Could you copy the data that follows exactly as written, but drop the pictures?

▶ [Excerpts from a transcription dataset]:
──────
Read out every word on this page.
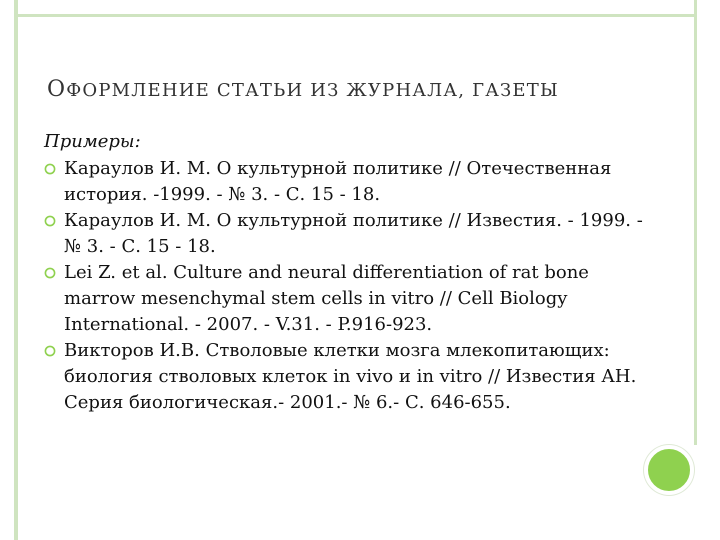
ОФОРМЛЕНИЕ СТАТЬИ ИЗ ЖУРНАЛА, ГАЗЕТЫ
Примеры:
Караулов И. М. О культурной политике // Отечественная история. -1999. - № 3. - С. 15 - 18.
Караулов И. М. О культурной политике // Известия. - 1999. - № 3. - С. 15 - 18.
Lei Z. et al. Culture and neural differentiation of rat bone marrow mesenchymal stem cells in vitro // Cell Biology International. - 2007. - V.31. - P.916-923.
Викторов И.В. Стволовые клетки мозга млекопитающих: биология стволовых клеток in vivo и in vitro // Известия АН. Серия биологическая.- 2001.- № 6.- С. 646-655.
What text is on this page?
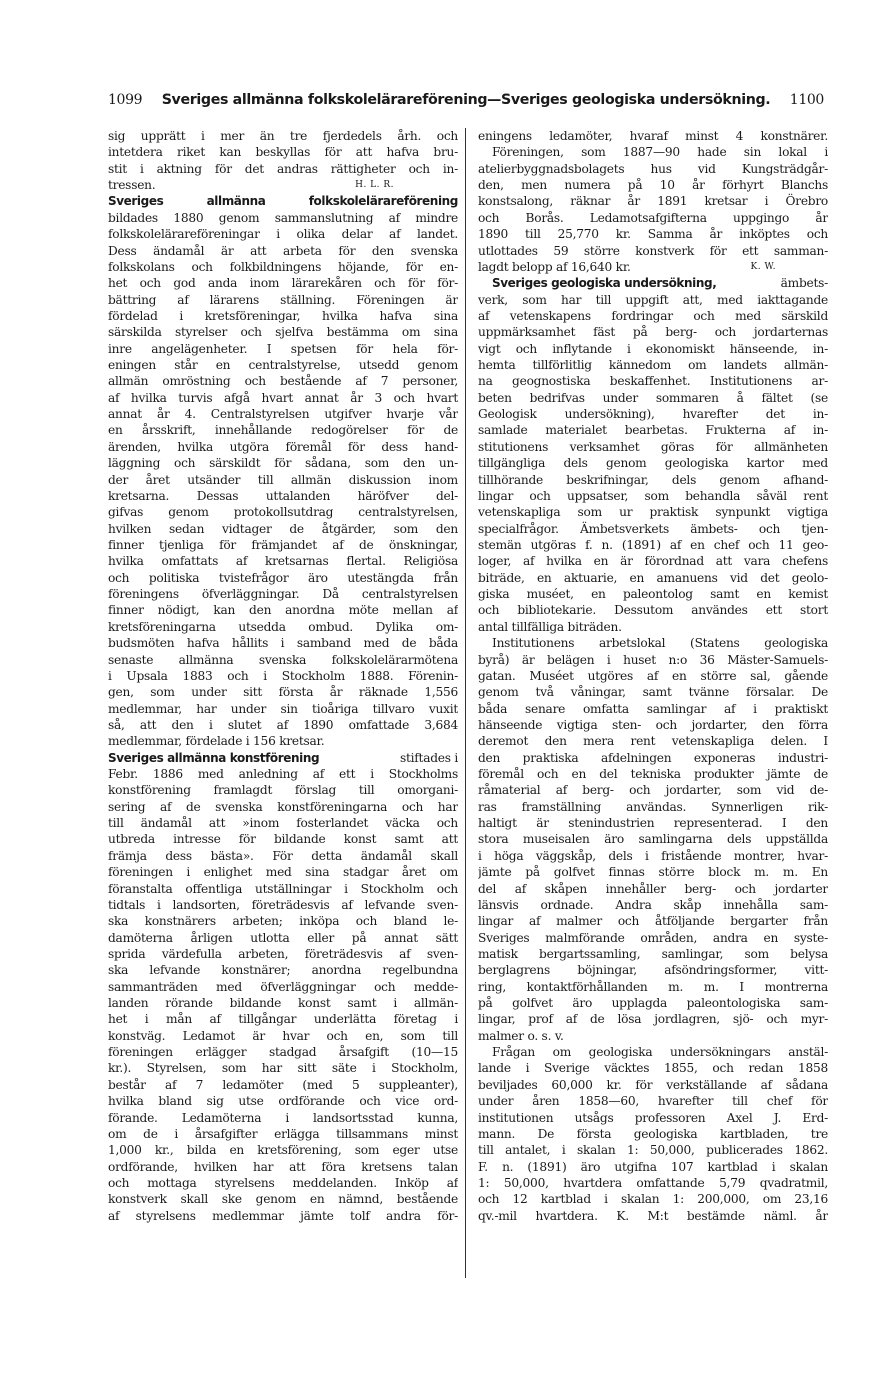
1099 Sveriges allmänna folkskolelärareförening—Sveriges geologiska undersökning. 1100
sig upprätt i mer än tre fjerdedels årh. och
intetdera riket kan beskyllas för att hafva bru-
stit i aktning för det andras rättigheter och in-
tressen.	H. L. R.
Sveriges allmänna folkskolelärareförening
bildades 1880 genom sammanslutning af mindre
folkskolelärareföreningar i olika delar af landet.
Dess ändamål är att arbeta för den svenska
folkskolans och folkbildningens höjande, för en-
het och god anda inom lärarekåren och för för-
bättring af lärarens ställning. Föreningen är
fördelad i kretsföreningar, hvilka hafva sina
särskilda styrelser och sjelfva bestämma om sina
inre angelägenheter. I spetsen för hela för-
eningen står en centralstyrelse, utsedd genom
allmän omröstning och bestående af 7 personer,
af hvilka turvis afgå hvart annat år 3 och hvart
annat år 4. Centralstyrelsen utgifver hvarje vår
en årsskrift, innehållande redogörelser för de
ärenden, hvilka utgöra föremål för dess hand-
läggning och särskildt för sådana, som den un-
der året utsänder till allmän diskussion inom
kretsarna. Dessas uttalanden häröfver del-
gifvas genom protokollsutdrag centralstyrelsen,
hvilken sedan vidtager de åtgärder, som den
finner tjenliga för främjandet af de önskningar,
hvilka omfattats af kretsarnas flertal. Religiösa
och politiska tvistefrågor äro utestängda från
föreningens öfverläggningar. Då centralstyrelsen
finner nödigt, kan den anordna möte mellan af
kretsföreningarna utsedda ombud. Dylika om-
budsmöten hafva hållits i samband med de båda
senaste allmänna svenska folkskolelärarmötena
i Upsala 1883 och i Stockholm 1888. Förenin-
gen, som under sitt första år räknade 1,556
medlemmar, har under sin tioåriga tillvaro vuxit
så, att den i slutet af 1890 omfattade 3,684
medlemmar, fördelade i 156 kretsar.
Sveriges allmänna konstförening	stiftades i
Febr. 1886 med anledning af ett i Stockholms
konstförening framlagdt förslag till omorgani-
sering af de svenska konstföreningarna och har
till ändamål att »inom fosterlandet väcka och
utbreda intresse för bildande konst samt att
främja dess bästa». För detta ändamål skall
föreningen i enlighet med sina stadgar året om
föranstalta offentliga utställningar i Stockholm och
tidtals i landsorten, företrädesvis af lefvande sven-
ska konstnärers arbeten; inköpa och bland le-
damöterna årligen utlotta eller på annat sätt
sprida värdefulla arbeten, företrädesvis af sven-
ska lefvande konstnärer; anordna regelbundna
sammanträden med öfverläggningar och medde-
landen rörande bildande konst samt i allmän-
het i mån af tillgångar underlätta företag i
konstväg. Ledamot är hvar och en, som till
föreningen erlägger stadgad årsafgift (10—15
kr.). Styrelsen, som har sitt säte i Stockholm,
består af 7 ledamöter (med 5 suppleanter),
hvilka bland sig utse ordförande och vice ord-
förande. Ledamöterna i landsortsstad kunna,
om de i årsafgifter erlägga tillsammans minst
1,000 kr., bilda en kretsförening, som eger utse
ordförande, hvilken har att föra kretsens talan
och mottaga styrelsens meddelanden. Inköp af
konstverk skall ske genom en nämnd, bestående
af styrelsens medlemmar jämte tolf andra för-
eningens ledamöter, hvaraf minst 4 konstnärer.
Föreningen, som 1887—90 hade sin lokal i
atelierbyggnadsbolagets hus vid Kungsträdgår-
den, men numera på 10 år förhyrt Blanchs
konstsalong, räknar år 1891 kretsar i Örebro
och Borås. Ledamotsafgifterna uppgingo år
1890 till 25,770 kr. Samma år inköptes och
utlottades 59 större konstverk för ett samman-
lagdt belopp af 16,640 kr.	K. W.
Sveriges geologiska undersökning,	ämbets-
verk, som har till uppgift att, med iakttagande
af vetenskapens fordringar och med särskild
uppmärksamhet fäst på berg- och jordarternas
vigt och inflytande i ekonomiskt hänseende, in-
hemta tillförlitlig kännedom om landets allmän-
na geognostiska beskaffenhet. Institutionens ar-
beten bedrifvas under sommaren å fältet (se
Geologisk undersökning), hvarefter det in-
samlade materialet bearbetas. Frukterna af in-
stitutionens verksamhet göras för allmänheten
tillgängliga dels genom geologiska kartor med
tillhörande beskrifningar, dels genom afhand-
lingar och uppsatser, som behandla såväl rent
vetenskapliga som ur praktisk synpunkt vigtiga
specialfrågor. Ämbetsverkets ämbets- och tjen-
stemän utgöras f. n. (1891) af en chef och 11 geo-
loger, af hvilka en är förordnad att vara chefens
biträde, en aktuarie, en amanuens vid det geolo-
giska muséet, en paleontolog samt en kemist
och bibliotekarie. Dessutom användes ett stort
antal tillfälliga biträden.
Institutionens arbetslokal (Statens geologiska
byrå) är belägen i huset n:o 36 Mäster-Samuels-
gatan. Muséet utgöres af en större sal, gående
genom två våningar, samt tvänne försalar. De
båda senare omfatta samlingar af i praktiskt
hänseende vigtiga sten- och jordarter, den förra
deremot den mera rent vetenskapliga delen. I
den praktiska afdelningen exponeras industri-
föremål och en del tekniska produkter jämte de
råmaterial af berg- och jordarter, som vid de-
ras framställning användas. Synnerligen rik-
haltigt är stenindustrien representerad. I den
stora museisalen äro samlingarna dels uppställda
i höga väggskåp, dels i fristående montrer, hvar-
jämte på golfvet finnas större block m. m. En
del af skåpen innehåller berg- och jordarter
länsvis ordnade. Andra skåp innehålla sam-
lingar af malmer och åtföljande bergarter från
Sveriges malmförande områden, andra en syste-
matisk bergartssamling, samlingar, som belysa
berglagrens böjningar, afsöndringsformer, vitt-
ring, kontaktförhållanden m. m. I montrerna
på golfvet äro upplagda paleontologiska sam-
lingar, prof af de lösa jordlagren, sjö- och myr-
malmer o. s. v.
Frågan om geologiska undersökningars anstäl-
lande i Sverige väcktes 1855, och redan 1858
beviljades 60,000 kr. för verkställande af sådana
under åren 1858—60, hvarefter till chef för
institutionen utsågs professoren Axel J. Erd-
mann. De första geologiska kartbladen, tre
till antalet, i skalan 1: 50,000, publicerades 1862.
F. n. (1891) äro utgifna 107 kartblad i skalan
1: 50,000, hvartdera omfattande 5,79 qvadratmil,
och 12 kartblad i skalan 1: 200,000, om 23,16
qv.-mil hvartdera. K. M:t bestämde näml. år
──────
▶ [RESPONSE TO THE TASK]:
Read out every word on this page.
ОФОРМЛЕНИЕ СТАТЬИ ИЗ ЖУРНАЛА, ГАЗЕТЫ
Примеры:
Караулов И. М. О культурной политике // Отечественная история. -1999. - № 3. - С. 15 - 18.
Караулов И. М. О культурной политике // Известия. - 1999. - № 3. - С. 15 - 18.
Lei Z. et al. Culture and neural differentiation of rat bone marrow mesenchymal stem cells in vitro // Cell Biology International. - 2007. - V.31. - P.916-923.
Викторов И.В. Стволовые клетки мозга млекопитающих: биология стволовых клеток in vivo и in vitro // Известия АН. Серия биологическая.- 2001.- № 6.- С. 646-655.
What text is on this page?
1099 Sveriges allmänna folkskolelärareförening—Sveriges geologiska undersökning. 1100
sig upprätt i mer än tre fjerdedels årh. och
intetdera riket kan beskyllas för att hafva bru-
stit i aktning för det andras rättigheter och in-
tressen.	H. L. R.
Sveriges allmänna folkskolelärareförening
bildades 1880 genom sammanslutning af mindre
folkskolelärareföreningar i olika delar af landet.
Dess ändamål är att arbeta för den svenska
folkskolans och folkbildningens höjande, för en-
het och god anda inom lärarekåren och för för-
bättring af lärarens ställning. Föreningen är
fördelad i kretsföreningar, hvilka hafva sina
särskilda styrelser och sjelfva bestämma om sina
inre angelägenheter. I spetsen för hela för-
eningen står en centralstyrelse, utsedd genom
allmän omröstning och bestående af 7 personer,
af hvilka turvis afgå hvart annat år 3 och hvart
annat år 4. Centralstyrelsen utgifver hvarje vår
en årsskrift, innehållande redogörelser för de
ärenden, hvilka utgöra föremål för dess hand-
läggning och särskildt för sådana, som den un-
der året utsänder till allmän diskussion inom
kretsarna. Dessas uttalanden häröfver del-
gifvas genom protokollsutdrag centralstyrelsen,
hvilken sedan vidtager de åtgärder, som den
finner tjenliga för främjandet af de önskningar,
hvilka omfattats af kretsarnas flertal. Religiösa
och politiska tvistefrågor äro utestängda från
föreningens öfverläggningar. Då centralstyrelsen
finner nödigt, kan den anordna möte mellan af
kretsföreningarna utsedda ombud. Dylika om-
budsmöten hafva hållits i samband med de båda
senaste allmänna svenska folkskolelärarmötena
i Upsala 1883 och i Stockholm 1888. Förenin-
gen, som under sitt första år räknade 1,556
medlemmar, har under sin tioåriga tillvaro vuxit
så, att den i slutet af 1890 omfattade 3,684
medlemmar, fördelade i 156 kretsar.
Sveriges allmänna konstförening	stiftades i
Febr. 1886 med anledning af ett i Stockholms
konstförening framlagdt förslag till omorgani-
sering af de svenska konstföreningarna och har
till ändamål att »inom fosterlandet väcka och
utbreda intresse för bildande konst samt att
främja dess bästa». För detta ändamål skall
föreningen i enlighet med sina stadgar året om
föranstalta offentliga utställningar i Stockholm och
tidtals i landsorten, företrädesvis af lefvande sven-
ska konstnärers arbeten; inköpa och bland le-
damöterna årligen utlotta eller på annat sätt
sprida värdefulla arbeten, företrädesvis af sven-
ska lefvande konstnärer; anordna regelbundna
sammanträden med öfverläggningar och medde-
landen rörande bildande konst samt i allmän-
het i mån af tillgångar underlätta företag i
konstväg. Ledamot är hvar och en, som till
föreningen erlägger stadgad årsafgift (10—15
kr.). Styrelsen, som har sitt säte i Stockholm,
består af 7 ledamöter (med 5 suppleanter),
hvilka bland sig utse ordförande och vice ord-
förande. Ledamöterna i landsortsstad kunna,
om de i årsafgifter erlägga tillsammans minst
1,000 kr., bilda en kretsförening, som eger utse
ordförande, hvilken har att föra kretsens talan
och mottaga styrelsens meddelanden. Inköp af
konstverk skall ske genom en nämnd, bestående
af styrelsens medlemmar jämte tolf andra för-
eningens ledamöter, hvaraf minst 4 konstnärer.
Föreningen, som 1887—90 hade sin lokal i
atelierbyggnadsbolagets hus vid Kungsträdgår-
den, men numera på 10 år förhyrt Blanchs
konstsalong, räknar år 1891 kretsar i Örebro
och Borås. Ledamotsafgifterna uppgingo år
1890 till 25,770 kr. Samma år inköptes och
utlottades 59 större konstverk för ett samman-
lagdt belopp af 16,640 kr.	K. W.
Sveriges geologiska undersökning,	ämbets-
verk, som har till uppgift att, med iakttagande
af vetenskapens fordringar och med särskild
uppmärksamhet fäst på berg- och jordarternas
vigt och inflytande i ekonomiskt hänseende, in-
hemta tillförlitlig kännedom om landets allmän-
na geognostiska beskaffenhet. Institutionens ar-
beten bedrifvas under sommaren å fältet (se
Geologisk undersökning), hvarefter det in-
samlade materialet bearbetas. Frukterna af in-
stitutionens verksamhet göras för allmänheten
tillgängliga dels genom geologiska kartor med
tillhörande beskrifningar, dels genom afhand-
lingar och uppsatser, som behandla såväl rent
vetenskapliga som ur praktisk synpunkt vigtiga
specialfrågor. Ämbetsverkets ämbets- och tjen-
stemän utgöras f. n. (1891) af en chef och 11 geo-
loger, af hvilka en är förordnad att vara chefens
biträde, en aktuarie, en amanuens vid det geolo-
giska muséet, en paleontolog samt en kemist
och bibliotekarie. Dessutom användes ett stort
antal tillfälliga biträden.
Institutionens arbetslokal (Statens geologiska
byrå) är belägen i huset n:o 36 Mäster-Samuels-
gatan. Muséet utgöres af en större sal, gående
genom två våningar, samt tvänne försalar. De
båda senare omfatta samlingar af i praktiskt
hänseende vigtiga sten- och jordarter, den förra
deremot den mera rent vetenskapliga delen. I
den praktiska afdelningen exponeras industri-
föremål och en del tekniska produkter jämte de
råmaterial af berg- och jordarter, som vid de-
ras framställning användas. Synnerligen rik-
haltigt är stenindustrien representerad. I den
stora museisalen äro samlingarna dels uppställda
i höga väggskåp, dels i fristående montrer, hvar-
jämte på golfvet finnas större block m. m. En
del af skåpen innehåller berg- och jordarter
länsvis ordnade. Andra skåp innehålla sam-
lingar af malmer och åtföljande bergarter från
Sveriges malmförande områden, andra en syste-
matisk bergartssamling, samlingar, som belysa
berglagrens böjningar, afsöndringsformer, vitt-
ring, kontaktförhållanden m. m. I montrerna
på golfvet äro upplagda paleontologiska sam-
lingar, prof af de lösa jordlagren, sjö- och myr-
malmer o. s. v.
Frågan om geologiska undersökningars anstäl-
lande i Sverige väcktes 1855, och redan 1858
beviljades 60,000 kr. för verkställande af sådana
under åren 1858—60, hvarefter till chef för
institutionen utsågs professoren Axel J. Erd-
mann. De första geologiska kartbladen, tre
till antalet, i skalan 1: 50,000, publicerades 1862.
F. n. (1891) äro utgifna 107 kartblad i skalan
1: 50,000, hvartdera omfattande 5,79 qvadratmil,
och 12 kartblad i skalan 1: 200,000, om 23,16
qv.-mil hvartdera. K. M:t bestämde näml. år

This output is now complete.